## Soal Latihan
(a) Ganti "istihsan" dengan "istislah" pada bagian teks tentang Imam Syafi’i yang dimulai dengan "1. Ar-Risalah" dan berlanjut sampai "menuruti kesenangan semata-mata.", lalu tuliskan kembali bagian itu.
(b) Lanjutkan teks tentang Imam Syafi’i setelah kalimat terakhirnya.

## Teks untuk Dianalisis

--

A. Imam Syafi’i
1. Riwayat Hidup Imam Syafi’i
Imam Syafi’i nama aslinya adalah Abu Abdillah Muhammad bin Idris bin al-Abbas bin
Utsman bin Syafi’i al-Syaib bin Ubaid bin al-Yazid bin Hasyim bin al-Muthallib bin Abdu al-
Manaf al-Muthallibi. Beliau merupakan kerabat Rasulullah dan tergolong dalam keturunan
Bani Muthalib.
1. Ar-Risalah
Metode pembentukan sebuah hukum ala Imam Syafi’i berada di dalam ini. Beliau
menggunakan empat dasar dalam menentukan sebuah hukum yakni Al-Qur’an, Al-Hadits,
Ijma’, dan Qiyas.“Tidak ada bagi seseorang berkata mengenai sebuah masalah yang ini
halal dan yang ini haram melainkan sudah memiliki pengetahuan tentang hal itu.
Pengetahuan tersebut yaitu Al-Qur’an, Al-Hadits, Ijma’, dan Qiyas,” ucap beliau dalam
kitabnya tersebut.
Imam Syafi’i mengidentikkan ijtihad dengan qiyas sehingga beliau menyimpulkan
bahwa ijtihad itu adalah qiyas. Di titik lain, beliau sangat menolak tegas metode istihsan,
yakni sebuah metode pemikiran yang dianggap hanya berdasar pada kebebasan berpikir
manusia dengan berdasar pada kepentingan dan perilaku seseorang. Beliau menambahkan
bahwa, metode istihsan itu sendiri merupakan metode pengambilan hukum yang hanya
menuruti kesenangan semata-mata.

--

(Data pengenalan struktur dokumen)
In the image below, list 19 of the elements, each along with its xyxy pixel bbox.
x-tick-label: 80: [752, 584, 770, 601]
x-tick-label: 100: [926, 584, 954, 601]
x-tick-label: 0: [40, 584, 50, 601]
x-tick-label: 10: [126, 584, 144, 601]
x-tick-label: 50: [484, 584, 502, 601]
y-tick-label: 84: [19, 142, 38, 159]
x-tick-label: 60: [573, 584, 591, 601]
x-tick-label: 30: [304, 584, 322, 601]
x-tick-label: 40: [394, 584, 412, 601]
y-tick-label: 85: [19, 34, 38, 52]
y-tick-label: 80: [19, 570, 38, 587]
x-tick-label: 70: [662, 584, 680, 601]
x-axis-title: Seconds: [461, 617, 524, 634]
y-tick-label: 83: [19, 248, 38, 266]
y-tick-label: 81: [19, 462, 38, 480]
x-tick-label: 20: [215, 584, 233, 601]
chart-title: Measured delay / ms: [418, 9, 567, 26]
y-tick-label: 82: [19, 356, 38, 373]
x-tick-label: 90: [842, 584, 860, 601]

--

## Jawaban Latihan
(a)
1. Ar-Risalah
Metode pembentukan sebuah hukum ala Imam Syafi’i berada di dalam ini. Beliau
menggunakan empat dasar dalam menentukan sebuah hukum yakni Al-Qur’an, Al-Hadits,
Ijma’, dan Qiyas.“Tidak ada bagi seseorang berkata mengenai sebuah masalah yang ini
halal dan yang ini haram melainkan sudah memiliki pengetahuan tentang hal itu.
Pengetahuan tersebut yaitu Al-Qur’an, Al-Hadits, Ijma’, dan Qiyas,” ucap beliau dalam
kitabnya tersebut.
Imam Syafi’i mengidentikkan ijtihad dengan qiyas sehingga beliau menyimpulkan
bahwa ijtihad itu adalah qiyas. Di titik lain, beliau sangat menolak tegas metode istislah,
yakni sebuah metode pemikiran yang dianggap hanya berdasar pada kebebasan berpikir
manusia dengan berdasar pada kepentingan dan perilaku seseorang. Beliau menambahkan
bahwa, metode istislah itu sendiri merupakan metode pengambilan hukum yang hanya
menuruti kesenangan semata-mata.

(b)
Di akhir bab kitab tersebut, Imam Syafi’i menutupnya dengan bab Ikhtilaf yang mana
bab tersebut secara gamblang menunjukkan bahwa sang Imam besar sangat mencintai
perbedaan dan pendapat orang lain.
2. Al-Umm
Secara bahasa, kata al-umm memiliki arti ibu. Maksud Imam Syafi’i sendiri memang
ingin menjadikan kitab tersebut sebagai kitab induk yang memberikan penjelasan
terperinci tentang ilmu fikih. Dalam kita Al-Umm, Imam Syafi’i menjelaskan sumber
pembentukan mazhabnya dan bahwa ilmu memiliki tingkatan, yaitu:
a) Ilmu yang diambil dari Kitabullah dan Sunnah Rasul selaku sumber utama jika tetap
kesahihannya.
b) Ilmu yang didapatkan dari ijma’ jika dalam hal yang tak dijelaskan dalam Al-Qur’an
dan Hadits.
c) Fatwa sebagian sahabat yang tak diketahui terdapat sahabat yang menyalahinya
d) Pendapat yang menjadi perselisihan di kalangan sahabat.
e) Qiyas, jika tak dijumpai hukumnya dalam keempat dalil tersebut di atas.
B. Imam Hambali
1. Riwayat Hidup Imam Hambali
Abu Abdillah Ahmad ibn Hambal, yang dikenal sebagai imam Ahmad bin Hambal,
lahir di Bagdad pada tahun 164 H / 780 M. Beliau awalnya adalah salah satu murid Imam
Syafi’i yang paling setia. Beliau dikenal dengan keahliannya dibidang hadits dan teologi.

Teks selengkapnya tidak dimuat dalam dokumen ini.